Produce an exact copy of all the records.
◆ ◆ ◆ ◆
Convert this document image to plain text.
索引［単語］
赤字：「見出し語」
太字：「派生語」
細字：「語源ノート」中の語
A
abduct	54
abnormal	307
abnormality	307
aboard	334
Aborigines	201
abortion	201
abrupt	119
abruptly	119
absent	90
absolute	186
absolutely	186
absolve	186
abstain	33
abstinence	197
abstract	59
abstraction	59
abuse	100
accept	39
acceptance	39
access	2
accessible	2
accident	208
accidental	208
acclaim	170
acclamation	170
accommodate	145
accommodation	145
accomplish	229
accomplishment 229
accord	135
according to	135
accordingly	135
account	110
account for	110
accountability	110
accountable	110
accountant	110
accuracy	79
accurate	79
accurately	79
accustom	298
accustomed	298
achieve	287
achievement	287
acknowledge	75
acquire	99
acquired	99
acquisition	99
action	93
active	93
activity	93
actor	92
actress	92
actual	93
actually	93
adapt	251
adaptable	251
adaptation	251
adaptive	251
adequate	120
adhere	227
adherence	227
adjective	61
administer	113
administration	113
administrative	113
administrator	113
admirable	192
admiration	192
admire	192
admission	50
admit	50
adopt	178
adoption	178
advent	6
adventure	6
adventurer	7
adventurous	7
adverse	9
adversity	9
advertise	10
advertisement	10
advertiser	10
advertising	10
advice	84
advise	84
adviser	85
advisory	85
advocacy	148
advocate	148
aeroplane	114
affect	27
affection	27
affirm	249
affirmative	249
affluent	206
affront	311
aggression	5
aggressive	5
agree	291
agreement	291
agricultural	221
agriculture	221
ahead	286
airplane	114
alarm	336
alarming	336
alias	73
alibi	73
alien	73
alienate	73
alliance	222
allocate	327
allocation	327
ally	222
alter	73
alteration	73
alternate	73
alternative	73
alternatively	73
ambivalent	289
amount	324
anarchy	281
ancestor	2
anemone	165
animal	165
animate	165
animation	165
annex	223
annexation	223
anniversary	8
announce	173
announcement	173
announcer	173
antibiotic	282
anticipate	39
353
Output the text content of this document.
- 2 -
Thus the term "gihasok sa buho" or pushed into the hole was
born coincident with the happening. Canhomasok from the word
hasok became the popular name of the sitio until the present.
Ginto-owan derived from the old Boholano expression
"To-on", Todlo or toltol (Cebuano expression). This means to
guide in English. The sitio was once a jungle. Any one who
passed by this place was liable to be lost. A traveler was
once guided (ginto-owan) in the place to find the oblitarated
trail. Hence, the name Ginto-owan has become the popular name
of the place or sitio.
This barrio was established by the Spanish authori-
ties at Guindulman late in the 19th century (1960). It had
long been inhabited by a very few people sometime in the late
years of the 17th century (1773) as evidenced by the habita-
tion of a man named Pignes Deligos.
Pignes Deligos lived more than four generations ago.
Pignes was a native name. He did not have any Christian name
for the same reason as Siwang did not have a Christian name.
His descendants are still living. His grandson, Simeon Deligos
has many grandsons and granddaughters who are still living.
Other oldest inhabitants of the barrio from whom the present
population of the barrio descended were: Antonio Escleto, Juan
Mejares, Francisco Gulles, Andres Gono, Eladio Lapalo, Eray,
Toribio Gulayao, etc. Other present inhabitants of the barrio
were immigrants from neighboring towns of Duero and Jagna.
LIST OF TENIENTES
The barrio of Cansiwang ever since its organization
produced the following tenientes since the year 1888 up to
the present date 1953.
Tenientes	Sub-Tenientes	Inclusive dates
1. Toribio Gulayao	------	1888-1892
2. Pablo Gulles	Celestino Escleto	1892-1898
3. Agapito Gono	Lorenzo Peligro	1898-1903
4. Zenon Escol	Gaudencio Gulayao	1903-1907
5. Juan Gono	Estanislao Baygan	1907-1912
◆ ◆ ◆ ◆
§ RESPONSE TO THIS EXERCISE
Convert this document image to plain text.
索引［単語］
赤字：「見出し語」
太字：「派生語」
細字：「語源ノート」中の語
A
abduct	54
abnormal	307
abnormality	307
aboard	334
Aborigines	201
abortion	201
abrupt	119
abruptly	119
absent	90
absolute	186
absolutely	186
absolve	186
abstain	33
abstinence	197
abstract	59
abstraction	59
abuse	100
accept	39
acceptance	39
access	2
accessible	2
accident	208
accidental	208
acclaim	170
acclamation	170
accommodate	145
accommodation	145
accomplish	229
accomplishment 229
accord	135
according to	135
accordingly	135
account	110
account for	110
accountability	110
accountable	110
accountant	110
accuracy	79
accurate	79
accurately	79
accustom	298
accustomed	298
achieve	287
achievement	287
acknowledge	75
acquire	99
acquired	99
acquisition	99
action	93
active	93
activity	93
actor	92
actress	92
actual	93
actually	93
adapt	251
adaptable	251
adaptation	251
adaptive	251
adequate	120
adhere	227
adherence	227
adjective	61
administer	113
administration	113
administrative	113
administrator	113
admirable	192
admiration	192
admire	192
admission	50
admit	50
adopt	178
adoption	178
advent	6
adventure	6
adventurer	7
adventurous	7
adverse	9
adversity	9
advertise	10
advertisement	10
advertiser	10
advertising	10
advice	84
advise	84
adviser	85
advisory	85
advocacy	148
advocate	148
aeroplane	114
affect	27
affection	27
affirm	249
affirmative	249
affluent	206
affront	311
aggression	5
aggressive	5
agree	291
agreement	291
agricultural	221
agriculture	221
ahead	286
airplane	114
alarm	336
alarming	336
alias	73
alibi	73
alien	73
alienate	73
alliance	222
allocate	327
allocation	327
ally	222
alter	73
alteration	73
alternate	73
alternative	73
alternatively	73
ambivalent	289
amount	324
anarchy	281
ancestor	2
anemone	165
animal	165
animate	165
animation	165
annex	223
annexation	223
anniversary	8
announce	173
announcement	173
announcer	173
antibiotic	282
anticipate	39
353
Output the text content of this document.
- 2 -
Thus the term "gihasok sa buho" or pushed into the hole was
born coincident with the happening. Canhomasok from the word
hasok became the popular name of the sitio until the present.
Ginto-owan derived from the old Boholano expression
"To-on", Todlo or toltol (Cebuano expression). This means to
guide in English. The sitio was once a jungle. Any one who
passed by this place was liable to be lost. A traveler was
once guided (ginto-owan) in the place to find the oblitarated
trail. Hence, the name Ginto-owan has become the popular name
of the place or sitio.
This barrio was established by the Spanish authori-
ties at Guindulman late in the 19th century (1960). It had
long been inhabited by a very few people sometime in the late
years of the 17th century (1773) as evidenced by the habita-
tion of a man named Pignes Deligos.
Pignes Deligos lived more than four generations ago.
Pignes was a native name. He did not have any Christian name
for the same reason as Siwang did not have a Christian name.
His descendants are still living. His grandson, Simeon Deligos
has many grandsons and granddaughters who are still living.
Other oldest inhabitants of the barrio from whom the present
population of the barrio descended were: Antonio Escleto, Juan
Mejares, Francisco Gulles, Andres Gono, Eladio Lapalo, Eray,
Toribio Gulayao, etc. Other present inhabitants of the barrio
were immigrants from neighboring towns of Duero and Jagna.
LIST OF TENIENTES
The barrio of Cansiwang ever since its organization
produced the following tenientes since the year 1888 up to
the present date 1953.
Tenientes	Sub-Tenientes	Inclusive dates
1. Toribio Gulayao	------	1888-1892
2. Pablo Gulles	Celestino Escleto	1892-1898
3. Agapito Gono	Lorenzo Peligro	1898-1903
4. Zenon Escol	Gaudencio Gulayao	1903-1907
5. Juan Gono	Estanislao Baygan	1907-1912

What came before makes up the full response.